■ Stated task: Exactly the lines from the line containing "Give me the" through the final line of the entries below must be returned, and only those, without pictures.

Dataset entries on figures:

>>>>

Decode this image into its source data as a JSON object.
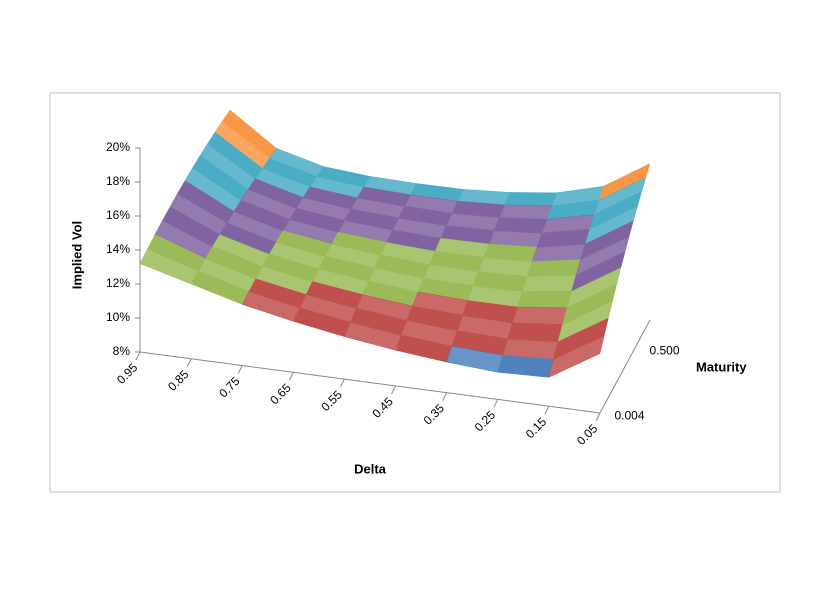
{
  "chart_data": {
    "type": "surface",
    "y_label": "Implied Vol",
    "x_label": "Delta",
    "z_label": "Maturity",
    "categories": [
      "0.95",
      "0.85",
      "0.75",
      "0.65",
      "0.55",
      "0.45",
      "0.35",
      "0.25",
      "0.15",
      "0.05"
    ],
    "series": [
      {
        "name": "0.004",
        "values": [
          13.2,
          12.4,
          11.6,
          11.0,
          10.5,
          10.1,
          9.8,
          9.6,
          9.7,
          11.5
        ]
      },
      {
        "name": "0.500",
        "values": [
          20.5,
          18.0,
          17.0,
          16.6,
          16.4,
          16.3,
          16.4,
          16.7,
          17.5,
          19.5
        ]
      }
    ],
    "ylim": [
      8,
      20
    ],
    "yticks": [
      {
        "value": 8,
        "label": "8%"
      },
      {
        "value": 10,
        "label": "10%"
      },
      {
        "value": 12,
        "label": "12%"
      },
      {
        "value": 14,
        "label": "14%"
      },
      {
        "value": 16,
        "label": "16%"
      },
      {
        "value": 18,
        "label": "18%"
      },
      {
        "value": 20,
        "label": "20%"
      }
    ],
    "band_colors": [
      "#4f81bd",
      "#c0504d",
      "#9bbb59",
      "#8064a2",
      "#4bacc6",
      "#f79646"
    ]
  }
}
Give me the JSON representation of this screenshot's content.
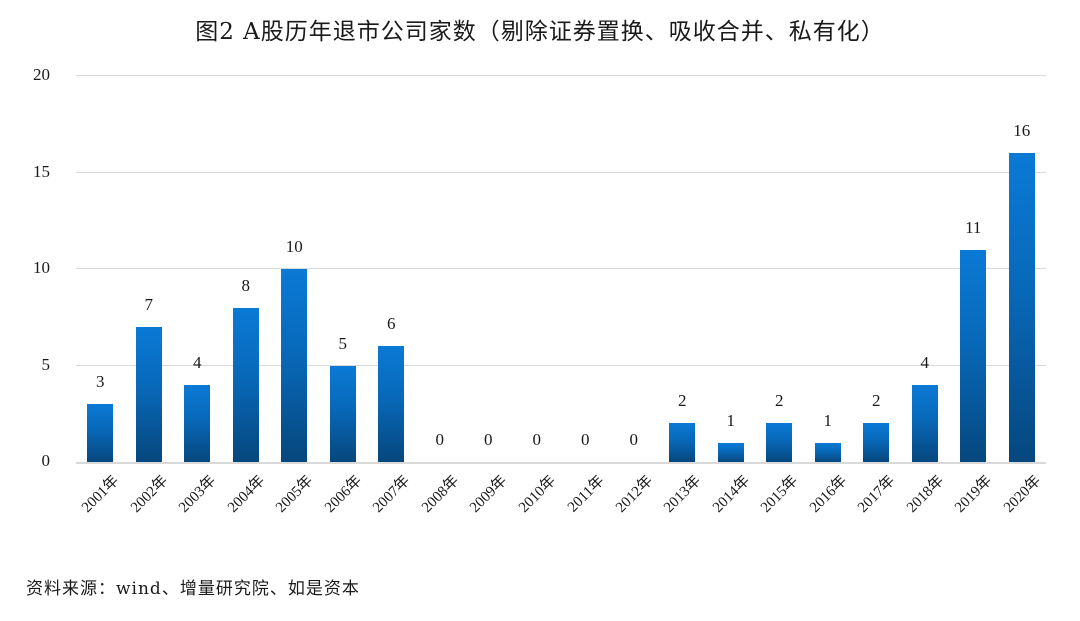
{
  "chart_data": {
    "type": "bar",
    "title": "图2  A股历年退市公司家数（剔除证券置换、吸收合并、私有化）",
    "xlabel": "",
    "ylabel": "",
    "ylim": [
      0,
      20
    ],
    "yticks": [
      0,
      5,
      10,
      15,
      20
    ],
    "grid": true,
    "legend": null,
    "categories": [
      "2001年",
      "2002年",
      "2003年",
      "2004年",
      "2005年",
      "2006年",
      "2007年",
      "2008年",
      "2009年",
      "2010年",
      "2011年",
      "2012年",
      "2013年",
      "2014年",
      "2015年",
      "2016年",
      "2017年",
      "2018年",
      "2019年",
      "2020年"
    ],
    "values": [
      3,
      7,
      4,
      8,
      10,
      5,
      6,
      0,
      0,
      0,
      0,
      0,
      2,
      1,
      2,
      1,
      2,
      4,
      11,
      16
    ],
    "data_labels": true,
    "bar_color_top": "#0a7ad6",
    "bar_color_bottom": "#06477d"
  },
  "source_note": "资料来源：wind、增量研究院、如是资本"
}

<<<<

■ Written answer:
Give me the JSON representation of this screenshot's content.
{
  "chart_data": {
    "type": "bar",
    "title": "图2  A股历年退市公司家数（剔除证券置换、吸收合并、私有化）",
    "xlabel": "",
    "ylabel": "",
    "ylim": [
      0,
      20
    ],
    "yticks": [
      0,
      5,
      10,
      15,
      20
    ],
    "grid": true,
    "legend": null,
    "categories": [
      "2001年",
      "2002年",
      "2003年",
      "2004年",
      "2005年",
      "2006年",
      "2007年",
      "2008年",
      "2009年",
      "2010年",
      "2011年",
      "2012年",
      "2013年",
      "2014年",
      "2015年",
      "2016年",
      "2017年",
      "2018年",
      "2019年",
      "2020年"
    ],
    "values": [
      3,
      7,
      4,
      8,
      10,
      5,
      6,
      0,
      0,
      0,
      0,
      0,
      2,
      1,
      2,
      1,
      2,
      4,
      11,
      16
    ],
    "data_labels": true,
    "bar_color_top": "#0a7ad6",
    "bar_color_bottom": "#06477d"
  },
  "source_note": "资料来源：wind、增量研究院、如是资本"
}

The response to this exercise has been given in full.